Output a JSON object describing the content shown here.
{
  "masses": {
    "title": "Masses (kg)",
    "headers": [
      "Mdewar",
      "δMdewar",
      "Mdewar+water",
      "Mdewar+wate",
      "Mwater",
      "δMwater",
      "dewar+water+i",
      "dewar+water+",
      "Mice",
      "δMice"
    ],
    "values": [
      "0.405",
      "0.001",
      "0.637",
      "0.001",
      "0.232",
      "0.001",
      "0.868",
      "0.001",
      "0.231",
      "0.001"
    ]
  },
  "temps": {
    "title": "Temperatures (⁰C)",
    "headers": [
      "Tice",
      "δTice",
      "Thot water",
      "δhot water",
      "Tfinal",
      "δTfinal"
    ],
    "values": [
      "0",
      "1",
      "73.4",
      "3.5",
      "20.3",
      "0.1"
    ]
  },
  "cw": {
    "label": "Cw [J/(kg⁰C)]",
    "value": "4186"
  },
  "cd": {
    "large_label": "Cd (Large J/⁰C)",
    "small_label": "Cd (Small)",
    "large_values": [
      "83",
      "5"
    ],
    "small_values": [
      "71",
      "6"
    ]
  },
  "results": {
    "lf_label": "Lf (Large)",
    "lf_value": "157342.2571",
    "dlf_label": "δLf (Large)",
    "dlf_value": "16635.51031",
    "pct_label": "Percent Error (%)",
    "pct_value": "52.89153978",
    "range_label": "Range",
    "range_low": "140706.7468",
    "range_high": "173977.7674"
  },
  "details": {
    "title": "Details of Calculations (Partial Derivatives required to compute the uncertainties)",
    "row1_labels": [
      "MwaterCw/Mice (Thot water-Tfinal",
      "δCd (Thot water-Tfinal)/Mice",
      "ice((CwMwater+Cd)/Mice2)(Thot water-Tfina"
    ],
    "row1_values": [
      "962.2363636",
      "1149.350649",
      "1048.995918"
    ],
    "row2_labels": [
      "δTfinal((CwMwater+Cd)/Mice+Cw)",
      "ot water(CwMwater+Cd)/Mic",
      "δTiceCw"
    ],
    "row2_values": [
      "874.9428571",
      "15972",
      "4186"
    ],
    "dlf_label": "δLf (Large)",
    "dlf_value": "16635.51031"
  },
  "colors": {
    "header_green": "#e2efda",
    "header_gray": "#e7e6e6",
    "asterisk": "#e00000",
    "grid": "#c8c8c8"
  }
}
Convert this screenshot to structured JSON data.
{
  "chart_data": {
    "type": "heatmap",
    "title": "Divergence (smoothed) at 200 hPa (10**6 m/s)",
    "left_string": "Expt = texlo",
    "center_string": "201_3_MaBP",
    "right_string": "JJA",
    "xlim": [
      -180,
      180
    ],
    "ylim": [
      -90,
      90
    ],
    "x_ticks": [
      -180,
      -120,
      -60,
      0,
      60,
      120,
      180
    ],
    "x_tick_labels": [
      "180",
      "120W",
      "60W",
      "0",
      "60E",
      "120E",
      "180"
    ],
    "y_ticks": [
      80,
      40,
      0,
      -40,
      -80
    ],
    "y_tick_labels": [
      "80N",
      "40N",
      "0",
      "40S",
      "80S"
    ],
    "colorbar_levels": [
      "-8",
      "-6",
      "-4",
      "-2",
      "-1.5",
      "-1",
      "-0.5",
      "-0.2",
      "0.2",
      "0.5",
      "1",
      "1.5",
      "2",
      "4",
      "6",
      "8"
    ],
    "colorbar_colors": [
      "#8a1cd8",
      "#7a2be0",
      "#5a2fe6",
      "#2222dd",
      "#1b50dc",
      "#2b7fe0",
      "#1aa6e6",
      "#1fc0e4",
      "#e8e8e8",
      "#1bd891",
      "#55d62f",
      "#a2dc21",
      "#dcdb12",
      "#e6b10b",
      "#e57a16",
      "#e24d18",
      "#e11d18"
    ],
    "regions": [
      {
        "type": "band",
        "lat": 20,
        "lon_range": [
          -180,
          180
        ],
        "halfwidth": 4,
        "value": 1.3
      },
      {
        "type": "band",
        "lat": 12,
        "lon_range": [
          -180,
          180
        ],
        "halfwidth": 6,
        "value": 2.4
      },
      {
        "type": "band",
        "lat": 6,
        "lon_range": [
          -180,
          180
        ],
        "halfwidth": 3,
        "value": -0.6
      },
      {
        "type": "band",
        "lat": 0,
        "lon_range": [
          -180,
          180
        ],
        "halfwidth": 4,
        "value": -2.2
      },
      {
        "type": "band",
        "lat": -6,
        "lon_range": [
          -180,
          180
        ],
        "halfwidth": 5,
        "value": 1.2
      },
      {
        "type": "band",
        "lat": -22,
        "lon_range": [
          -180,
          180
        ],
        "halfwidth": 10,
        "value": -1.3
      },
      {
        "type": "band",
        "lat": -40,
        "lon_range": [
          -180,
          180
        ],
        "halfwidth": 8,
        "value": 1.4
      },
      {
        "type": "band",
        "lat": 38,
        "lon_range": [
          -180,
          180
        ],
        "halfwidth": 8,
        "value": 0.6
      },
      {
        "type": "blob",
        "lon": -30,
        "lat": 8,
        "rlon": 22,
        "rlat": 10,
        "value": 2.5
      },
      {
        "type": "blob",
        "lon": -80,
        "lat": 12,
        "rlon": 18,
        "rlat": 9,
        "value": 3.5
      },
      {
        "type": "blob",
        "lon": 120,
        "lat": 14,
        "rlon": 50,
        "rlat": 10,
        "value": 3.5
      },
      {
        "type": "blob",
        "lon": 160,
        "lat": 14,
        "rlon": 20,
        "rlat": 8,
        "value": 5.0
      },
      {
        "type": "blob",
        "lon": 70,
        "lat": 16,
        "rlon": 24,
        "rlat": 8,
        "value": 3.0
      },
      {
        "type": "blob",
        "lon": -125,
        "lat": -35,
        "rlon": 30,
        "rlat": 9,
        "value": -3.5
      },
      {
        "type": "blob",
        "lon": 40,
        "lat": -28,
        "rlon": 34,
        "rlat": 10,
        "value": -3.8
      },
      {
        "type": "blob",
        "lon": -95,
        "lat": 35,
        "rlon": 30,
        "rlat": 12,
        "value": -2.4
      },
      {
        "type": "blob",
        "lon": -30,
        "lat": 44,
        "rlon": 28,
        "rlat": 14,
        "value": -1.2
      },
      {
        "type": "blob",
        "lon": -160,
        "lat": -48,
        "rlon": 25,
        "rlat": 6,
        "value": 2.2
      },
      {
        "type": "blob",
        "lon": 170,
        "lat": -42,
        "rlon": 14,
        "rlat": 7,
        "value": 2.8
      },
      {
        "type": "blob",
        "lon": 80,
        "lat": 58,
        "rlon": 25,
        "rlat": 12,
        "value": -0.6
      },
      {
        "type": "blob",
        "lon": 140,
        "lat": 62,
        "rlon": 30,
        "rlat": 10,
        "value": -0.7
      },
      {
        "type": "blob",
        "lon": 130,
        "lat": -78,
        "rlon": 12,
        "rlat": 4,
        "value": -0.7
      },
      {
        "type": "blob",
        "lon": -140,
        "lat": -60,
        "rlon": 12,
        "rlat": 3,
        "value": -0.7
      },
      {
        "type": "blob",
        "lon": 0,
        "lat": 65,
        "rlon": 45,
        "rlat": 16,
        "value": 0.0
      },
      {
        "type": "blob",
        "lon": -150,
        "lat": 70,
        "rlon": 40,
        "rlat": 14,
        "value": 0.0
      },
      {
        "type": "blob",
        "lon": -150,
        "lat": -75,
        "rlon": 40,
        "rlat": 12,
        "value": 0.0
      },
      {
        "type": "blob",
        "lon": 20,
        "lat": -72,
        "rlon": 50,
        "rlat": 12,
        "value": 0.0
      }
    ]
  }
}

######

■ **Written request**:
From the preceding material, extract every line exactly.

■ **Answer to this exercise**:
Output a JSON object describing the content shown here.
{
  "masses": {
    "title": "Masses (kg)",
    "headers": [
      "Mdewar",
      "δMdewar",
      "Mdewar+water",
      "Mdewar+wate",
      "Mwater",
      "δMwater",
      "dewar+water+i",
      "dewar+water+",
      "Mice",
      "δMice"
    ],
    "values": [
      "0.405",
      "0.001",
      "0.637",
      "0.001",
      "0.232",
      "0.001",
      "0.868",
      "0.001",
      "0.231",
      "0.001"
    ]
  },
  "temps": {
    "title": "Temperatures (⁰C)",
    "headers": [
      "Tice",
      "δTice",
      "Thot water",
      "δhot water",
      "Tfinal",
      "δTfinal"
    ],
    "values": [
      "0",
      "1",
      "73.4",
      "3.5",
      "20.3",
      "0.1"
    ]
  },
  "cw": {
    "label": "Cw [J/(kg⁰C)]",
    "value": "4186"
  },
  "cd": {
    "large_label": "Cd (Large J/⁰C)",
    "small_label": "Cd (Small)",
    "large_values": [
      "83",
      "5"
    ],
    "small_values": [
      "71",
      "6"
    ]
  },
  "results": {
    "lf_label": "Lf (Large)",
    "lf_value": "157342.2571",
    "dlf_label": "δLf (Large)",
    "dlf_value": "16635.51031",
    "pct_label": "Percent Error (%)",
    "pct_value": "52.89153978",
    "range_label": "Range",
    "range_low": "140706.7468",
    "range_high": "173977.7674"
  },
  "details": {
    "title": "Details of Calculations (Partial Derivatives required to compute the uncertainties)",
    "row1_labels": [
      "MwaterCw/Mice (Thot water-Tfinal",
      "δCd (Thot water-Tfinal)/Mice",
      "ice((CwMwater+Cd)/Mice2)(Thot water-Tfina"
    ],
    "row1_values": [
      "962.2363636",
      "1149.350649",
      "1048.995918"
    ],
    "row2_labels": [
      "δTfinal((CwMwater+Cd)/Mice+Cw)",
      "ot water(CwMwater+Cd)/Mic",
      "δTiceCw"
    ],
    "row2_values": [
      "874.9428571",
      "15972",
      "4186"
    ],
    "dlf_label": "δLf (Large)",
    "dlf_value": "16635.51031"
  },
  "colors": {
    "header_green": "#e2efda",
    "header_gray": "#e7e6e6",
    "asterisk": "#e00000",
    "grid": "#c8c8c8"
  }
}
Convert this screenshot to structured JSON data.
{
  "chart_data": {
    "type": "heatmap",
    "title": "Divergence (smoothed) at 200 hPa (10**6 m/s)",
    "left_string": "Expt = texlo",
    "center_string": "201_3_MaBP",
    "right_string": "JJA",
    "xlim": [
      -180,
      180
    ],
    "ylim": [
      -90,
      90
    ],
    "x_ticks": [
      -180,
      -120,
      -60,
      0,
      60,
      120,
      180
    ],
    "x_tick_labels": [
      "180",
      "120W",
      "60W",
      "0",
      "60E",
      "120E",
      "180"
    ],
    "y_ticks": [
      80,
      40,
      0,
      -40,
      -80
    ],
    "y_tick_labels": [
      "80N",
      "40N",
      "0",
      "40S",
      "80S"
    ],
    "colorbar_levels": [
      "-8",
      "-6",
      "-4",
      "-2",
      "-1.5",
      "-1",
      "-0.5",
      "-0.2",
      "0.2",
      "0.5",
      "1",
      "1.5",
      "2",
      "4",
      "6",
      "8"
    ],
    "colorbar_colors": [
      "#8a1cd8",
      "#7a2be0",
      "#5a2fe6",
      "#2222dd",
      "#1b50dc",
      "#2b7fe0",
      "#1aa6e6",
      "#1fc0e4",
      "#e8e8e8",
      "#1bd891",
      "#55d62f",
      "#a2dc21",
      "#dcdb12",
      "#e6b10b",
      "#e57a16",
      "#e24d18",
      "#e11d18"
    ],
    "regions": [
      {
        "type": "band",
        "lat": 20,
        "lon_range": [
          -180,
          180
        ],
        "halfwidth": 4,
        "value": 1.3
      },
      {
        "type": "band",
        "lat": 12,
        "lon_range": [
          -180,
          180
        ],
        "halfwidth": 6,
        "value": 2.4
      },
      {
        "type": "band",
        "lat": 6,
        "lon_range": [
          -180,
          180
        ],
        "halfwidth": 3,
        "value": -0.6
      },
      {
        "type": "band",
        "lat": 0,
        "lon_range": [
          -180,
          180
        ],
        "halfwidth": 4,
        "value": -2.2
      },
      {
        "type": "band",
        "lat": -6,
        "lon_range": [
          -180,
          180
        ],
        "halfwidth": 5,
        "value": 1.2
      },
      {
        "type": "band",
        "lat": -22,
        "lon_range": [
          -180,
          180
        ],
        "halfwidth": 10,
        "value": -1.3
      },
      {
        "type": "band",
        "lat": -40,
        "lon_range": [
          -180,
          180
        ],
        "halfwidth": 8,
        "value": 1.4
      },
      {
        "type": "band",
        "lat": 38,
        "lon_range": [
          -180,
          180
        ],
        "halfwidth": 8,
        "value": 0.6
      },
      {
        "type": "blob",
        "lon": -30,
        "lat": 8,
        "rlon": 22,
        "rlat": 10,
        "value": 2.5
      },
      {
        "type": "blob",
        "lon": -80,
        "lat": 12,
        "rlon": 18,
        "rlat": 9,
        "value": 3.5
      },
      {
        "type": "blob",
        "lon": 120,
        "lat": 14,
        "rlon": 50,
        "rlat": 10,
        "value": 3.5
      },
      {
        "type": "blob",
        "lon": 160,
        "lat": 14,
        "rlon": 20,
        "rlat": 8,
        "value": 5.0
      },
      {
        "type": "blob",
        "lon": 70,
        "lat": 16,
        "rlon": 24,
        "rlat": 8,
        "value": 3.0
      },
      {
        "type": "blob",
        "lon": -125,
        "lat": -35,
        "rlon": 30,
        "rlat": 9,
        "value": -3.5
      },
      {
        "type": "blob",
        "lon": 40,
        "lat": -28,
        "rlon": 34,
        "rlat": 10,
        "value": -3.8
      },
      {
        "type": "blob",
        "lon": -95,
        "lat": 35,
        "rlon": 30,
        "rlat": 12,
        "value": -2.4
      },
      {
        "type": "blob",
        "lon": -30,
        "lat": 44,
        "rlon": 28,
        "rlat": 14,
        "value": -1.2
      },
      {
        "type": "blob",
        "lon": -160,
        "lat": -48,
        "rlon": 25,
        "rlat": 6,
        "value": 2.2
      },
      {
        "type": "blob",
        "lon": 170,
        "lat": -42,
        "rlon": 14,
        "rlat": 7,
        "value": 2.8
      },
      {
        "type": "blob",
        "lon": 80,
        "lat": 58,
        "rlon": 25,
        "rlat": 12,
        "value": -0.6
      },
      {
        "type": "blob",
        "lon": 140,
        "lat": 62,
        "rlon": 30,
        "rlat": 10,
        "value": -0.7
      },
      {
        "type": "blob",
        "lon": 130,
        "lat": -78,
        "rlon": 12,
        "rlat": 4,
        "value": -0.7
      },
      {
        "type": "blob",
        "lon": -140,
        "lat": -60,
        "rlon": 12,
        "rlat": 3,
        "value": -0.7
      },
      {
        "type": "blob",
        "lon": 0,
        "lat": 65,
        "rlon": 45,
        "rlat": 16,
        "value": 0.0
      },
      {
        "type": "blob",
        "lon": -150,
        "lat": 70,
        "rlon": 40,
        "rlat": 14,
        "value": 0.0
      },
      {
        "type": "blob",
        "lon": -150,
        "lat": -75,
        "rlon": 40,
        "rlat": 12,
        "value": 0.0
      },
      {
        "type": "blob",
        "lon": 20,
        "lat": -72,
        "rlon": 50,
        "rlat": 12,
        "value": 0.0
      }
    ]
  }
}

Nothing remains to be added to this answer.